Short task:
Extract the complete listing and output it unchanged.

Entries supplied:

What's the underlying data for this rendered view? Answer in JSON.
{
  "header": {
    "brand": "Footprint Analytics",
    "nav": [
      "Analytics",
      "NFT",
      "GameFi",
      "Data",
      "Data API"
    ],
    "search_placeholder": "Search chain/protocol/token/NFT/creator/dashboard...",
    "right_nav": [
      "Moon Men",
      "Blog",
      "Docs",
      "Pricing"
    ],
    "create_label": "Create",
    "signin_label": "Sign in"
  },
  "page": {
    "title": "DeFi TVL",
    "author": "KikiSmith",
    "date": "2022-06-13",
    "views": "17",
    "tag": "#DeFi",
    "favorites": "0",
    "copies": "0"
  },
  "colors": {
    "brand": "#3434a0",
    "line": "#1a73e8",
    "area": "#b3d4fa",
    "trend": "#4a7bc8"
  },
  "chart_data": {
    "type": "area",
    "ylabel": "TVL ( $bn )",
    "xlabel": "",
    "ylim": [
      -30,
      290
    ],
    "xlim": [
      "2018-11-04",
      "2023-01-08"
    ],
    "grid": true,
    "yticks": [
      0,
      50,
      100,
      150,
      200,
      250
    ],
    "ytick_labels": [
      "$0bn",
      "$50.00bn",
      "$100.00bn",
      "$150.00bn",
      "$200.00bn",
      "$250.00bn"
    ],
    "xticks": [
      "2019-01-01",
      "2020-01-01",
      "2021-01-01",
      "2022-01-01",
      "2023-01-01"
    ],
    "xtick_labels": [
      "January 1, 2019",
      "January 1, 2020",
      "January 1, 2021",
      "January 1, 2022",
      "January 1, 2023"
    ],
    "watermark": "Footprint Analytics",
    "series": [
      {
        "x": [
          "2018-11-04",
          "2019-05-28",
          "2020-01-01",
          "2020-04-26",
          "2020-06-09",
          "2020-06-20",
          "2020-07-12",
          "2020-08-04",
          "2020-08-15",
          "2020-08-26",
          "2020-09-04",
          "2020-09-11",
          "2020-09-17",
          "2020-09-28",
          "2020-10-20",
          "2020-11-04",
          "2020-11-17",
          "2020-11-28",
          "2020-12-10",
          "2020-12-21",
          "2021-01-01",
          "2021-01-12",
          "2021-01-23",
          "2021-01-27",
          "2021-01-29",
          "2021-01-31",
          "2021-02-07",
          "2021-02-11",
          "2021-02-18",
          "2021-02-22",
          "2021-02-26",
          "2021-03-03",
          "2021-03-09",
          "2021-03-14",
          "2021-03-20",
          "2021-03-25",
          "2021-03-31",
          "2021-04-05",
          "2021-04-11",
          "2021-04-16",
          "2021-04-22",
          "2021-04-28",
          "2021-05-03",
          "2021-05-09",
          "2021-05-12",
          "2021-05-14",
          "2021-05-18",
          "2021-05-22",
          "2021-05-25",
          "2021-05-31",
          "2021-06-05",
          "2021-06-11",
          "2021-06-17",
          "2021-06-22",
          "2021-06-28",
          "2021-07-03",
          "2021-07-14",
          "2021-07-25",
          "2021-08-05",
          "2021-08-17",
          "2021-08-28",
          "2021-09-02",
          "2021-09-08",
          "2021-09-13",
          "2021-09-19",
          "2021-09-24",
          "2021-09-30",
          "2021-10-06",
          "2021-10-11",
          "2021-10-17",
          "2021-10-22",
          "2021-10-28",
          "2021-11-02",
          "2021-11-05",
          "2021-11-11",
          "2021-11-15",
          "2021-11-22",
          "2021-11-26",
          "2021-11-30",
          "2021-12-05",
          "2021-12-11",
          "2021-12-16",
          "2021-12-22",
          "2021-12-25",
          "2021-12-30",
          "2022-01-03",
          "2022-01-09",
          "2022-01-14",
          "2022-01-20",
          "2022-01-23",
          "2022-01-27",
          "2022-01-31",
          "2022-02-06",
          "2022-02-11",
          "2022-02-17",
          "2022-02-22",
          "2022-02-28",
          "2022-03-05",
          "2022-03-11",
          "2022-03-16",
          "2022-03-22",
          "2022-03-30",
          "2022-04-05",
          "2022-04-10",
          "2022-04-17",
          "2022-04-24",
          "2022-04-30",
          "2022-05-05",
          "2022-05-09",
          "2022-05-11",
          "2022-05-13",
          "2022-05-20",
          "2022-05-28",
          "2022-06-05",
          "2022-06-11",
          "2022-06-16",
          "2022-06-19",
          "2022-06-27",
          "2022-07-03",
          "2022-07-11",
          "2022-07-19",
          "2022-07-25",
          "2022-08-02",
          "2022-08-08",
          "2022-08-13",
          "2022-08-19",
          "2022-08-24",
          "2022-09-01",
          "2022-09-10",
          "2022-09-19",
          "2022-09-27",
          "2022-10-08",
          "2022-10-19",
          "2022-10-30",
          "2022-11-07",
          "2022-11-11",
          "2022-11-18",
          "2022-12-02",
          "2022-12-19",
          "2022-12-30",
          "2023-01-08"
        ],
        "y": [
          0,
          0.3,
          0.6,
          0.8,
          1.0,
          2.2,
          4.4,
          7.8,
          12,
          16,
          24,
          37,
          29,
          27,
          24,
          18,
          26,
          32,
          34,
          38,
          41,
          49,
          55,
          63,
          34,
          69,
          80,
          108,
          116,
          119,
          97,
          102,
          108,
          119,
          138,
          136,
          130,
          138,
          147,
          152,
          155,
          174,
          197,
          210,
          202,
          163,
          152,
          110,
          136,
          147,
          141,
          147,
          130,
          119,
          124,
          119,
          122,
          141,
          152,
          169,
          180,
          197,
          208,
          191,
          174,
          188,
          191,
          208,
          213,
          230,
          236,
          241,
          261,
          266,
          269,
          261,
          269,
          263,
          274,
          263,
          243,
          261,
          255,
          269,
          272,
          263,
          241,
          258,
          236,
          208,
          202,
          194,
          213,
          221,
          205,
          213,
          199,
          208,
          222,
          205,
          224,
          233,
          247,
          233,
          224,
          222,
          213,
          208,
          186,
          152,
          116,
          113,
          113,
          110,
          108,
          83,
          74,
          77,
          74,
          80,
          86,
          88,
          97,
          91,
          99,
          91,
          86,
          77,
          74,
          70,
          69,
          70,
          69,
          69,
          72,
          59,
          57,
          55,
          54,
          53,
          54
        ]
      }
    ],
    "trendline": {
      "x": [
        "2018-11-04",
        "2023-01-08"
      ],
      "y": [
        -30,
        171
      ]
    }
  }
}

Completed exercise:
What's the underlying data for this rendered view? Answer in JSON.
{
  "header": {
    "brand": "Footprint Analytics",
    "nav": [
      "Analytics",
      "NFT",
      "GameFi",
      "Data",
      "Data API"
    ],
    "search_placeholder": "Search chain/protocol/token/NFT/creator/dashboard...",
    "right_nav": [
      "Moon Men",
      "Blog",
      "Docs",
      "Pricing"
    ],
    "create_label": "Create",
    "signin_label": "Sign in"
  },
  "page": {
    "title": "DeFi TVL",
    "author": "KikiSmith",
    "date": "2022-06-13",
    "views": "17",
    "tag": "#DeFi",
    "favorites": "0",
    "copies": "0"
  },
  "colors": {
    "brand": "#3434a0",
    "line": "#1a73e8",
    "area": "#b3d4fa",
    "trend": "#4a7bc8"
  },
  "chart_data": {
    "type": "area",
    "ylabel": "TVL ( $bn )",
    "xlabel": "",
    "ylim": [
      -30,
      290
    ],
    "xlim": [
      "2018-11-04",
      "2023-01-08"
    ],
    "grid": true,
    "yticks": [
      0,
      50,
      100,
      150,
      200,
      250
    ],
    "ytick_labels": [
      "$0bn",
      "$50.00bn",
      "$100.00bn",
      "$150.00bn",
      "$200.00bn",
      "$250.00bn"
    ],
    "xticks": [
      "2019-01-01",
      "2020-01-01",
      "2021-01-01",
      "2022-01-01",
      "2023-01-01"
    ],
    "xtick_labels": [
      "January 1, 2019",
      "January 1, 2020",
      "January 1, 2021",
      "January 1, 2022",
      "January 1, 2023"
    ],
    "watermark": "Footprint Analytics",
    "series": [
      {
        "x": [
          "2018-11-04",
          "2019-05-28",
          "2020-01-01",
          "2020-04-26",
          "2020-06-09",
          "2020-06-20",
          "2020-07-12",
          "2020-08-04",
          "2020-08-15",
          "2020-08-26",
          "2020-09-04",
          "2020-09-11",
          "2020-09-17",
          "2020-09-28",
          "2020-10-20",
          "2020-11-04",
          "2020-11-17",
          "2020-11-28",
          "2020-12-10",
          "2020-12-21",
          "2021-01-01",
          "2021-01-12",
          "2021-01-23",
          "2021-01-27",
          "2021-01-29",
          "2021-01-31",
          "2021-02-07",
          "2021-02-11",
          "2021-02-18",
          "2021-02-22",
          "2021-02-26",
          "2021-03-03",
          "2021-03-09",
          "2021-03-14",
          "2021-03-20",
          "2021-03-25",
          "2021-03-31",
          "2021-04-05",
          "2021-04-11",
          "2021-04-16",
          "2021-04-22",
          "2021-04-28",
          "2021-05-03",
          "2021-05-09",
          "2021-05-12",
          "2021-05-14",
          "2021-05-18",
          "2021-05-22",
          "2021-05-25",
          "2021-05-31",
          "2021-06-05",
          "2021-06-11",
          "2021-06-17",
          "2021-06-22",
          "2021-06-28",
          "2021-07-03",
          "2021-07-14",
          "2021-07-25",
          "2021-08-05",
          "2021-08-17",
          "2021-08-28",
          "2021-09-02",
          "2021-09-08",
          "2021-09-13",
          "2021-09-19",
          "2021-09-24",
          "2021-09-30",
          "2021-10-06",
          "2021-10-11",
          "2021-10-17",
          "2021-10-22",
          "2021-10-28",
          "2021-11-02",
          "2021-11-05",
          "2021-11-11",
          "2021-11-15",
          "2021-11-22",
          "2021-11-26",
          "2021-11-30",
          "2021-12-05",
          "2021-12-11",
          "2021-12-16",
          "2021-12-22",
          "2021-12-25",
          "2021-12-30",
          "2022-01-03",
          "2022-01-09",
          "2022-01-14",
          "2022-01-20",
          "2022-01-23",
          "2022-01-27",
          "2022-01-31",
          "2022-02-06",
          "2022-02-11",
          "2022-02-17",
          "2022-02-22",
          "2022-02-28",
          "2022-03-05",
          "2022-03-11",
          "2022-03-16",
          "2022-03-22",
          "2022-03-30",
          "2022-04-05",
          "2022-04-10",
          "2022-04-17",
          "2022-04-24",
          "2022-04-30",
          "2022-05-05",
          "2022-05-09",
          "2022-05-11",
          "2022-05-13",
          "2022-05-20",
          "2022-05-28",
          "2022-06-05",
          "2022-06-11",
          "2022-06-16",
          "2022-06-19",
          "2022-06-27",
          "2022-07-03",
          "2022-07-11",
          "2022-07-19",
          "2022-07-25",
          "2022-08-02",
          "2022-08-08",
          "2022-08-13",
          "2022-08-19",
          "2022-08-24",
          "2022-09-01",
          "2022-09-10",
          "2022-09-19",
          "2022-09-27",
          "2022-10-08",
          "2022-10-19",
          "2022-10-30",
          "2022-11-07",
          "2022-11-11",
          "2022-11-18",
          "2022-12-02",
          "2022-12-19",
          "2022-12-30",
          "2023-01-08"
        ],
        "y": [
          0,
          0.3,
          0.6,
          0.8,
          1.0,
          2.2,
          4.4,
          7.8,
          12,
          16,
          24,
          37,
          29,
          27,
          24,
          18,
          26,
          32,
          34,
          38,
          41,
          49,
          55,
          63,
          34,
          69,
          80,
          108,
          116,
          119,
          97,
          102,
          108,
          119,
          138,
          136,
          130,
          138,
          147,
          152,
          155,
          174,
          197,
          210,
          202,
          163,
          152,
          110,
          136,
          147,
          141,
          147,
          130,
          119,
          124,
          119,
          122,
          141,
          152,
          169,
          180,
          197,
          208,
          191,
          174,
          188,
          191,
          208,
          213,
          230,
          236,
          241,
          261,
          266,
          269,
          261,
          269,
          263,
          274,
          263,
          243,
          261,
          255,
          269,
          272,
          263,
          241,
          258,
          236,
          208,
          202,
          194,
          213,
          221,
          205,
          213,
          199,
          208,
          222,
          205,
          224,
          233,
          247,
          233,
          224,
          222,
          213,
          208,
          186,
          152,
          116,
          113,
          113,
          110,
          108,
          83,
          74,
          77,
          74,
          80,
          86,
          88,
          97,
          91,
          99,
          91,
          86,
          77,
          74,
          70,
          69,
          70,
          69,
          69,
          72,
          59,
          57,
          55,
          54,
          53,
          54
        ]
      }
    ],
    "trendline": {
      "x": [
        "2018-11-04",
        "2023-01-08"
      ],
      "y": [
        -30,
        171
      ]
    }
  }
}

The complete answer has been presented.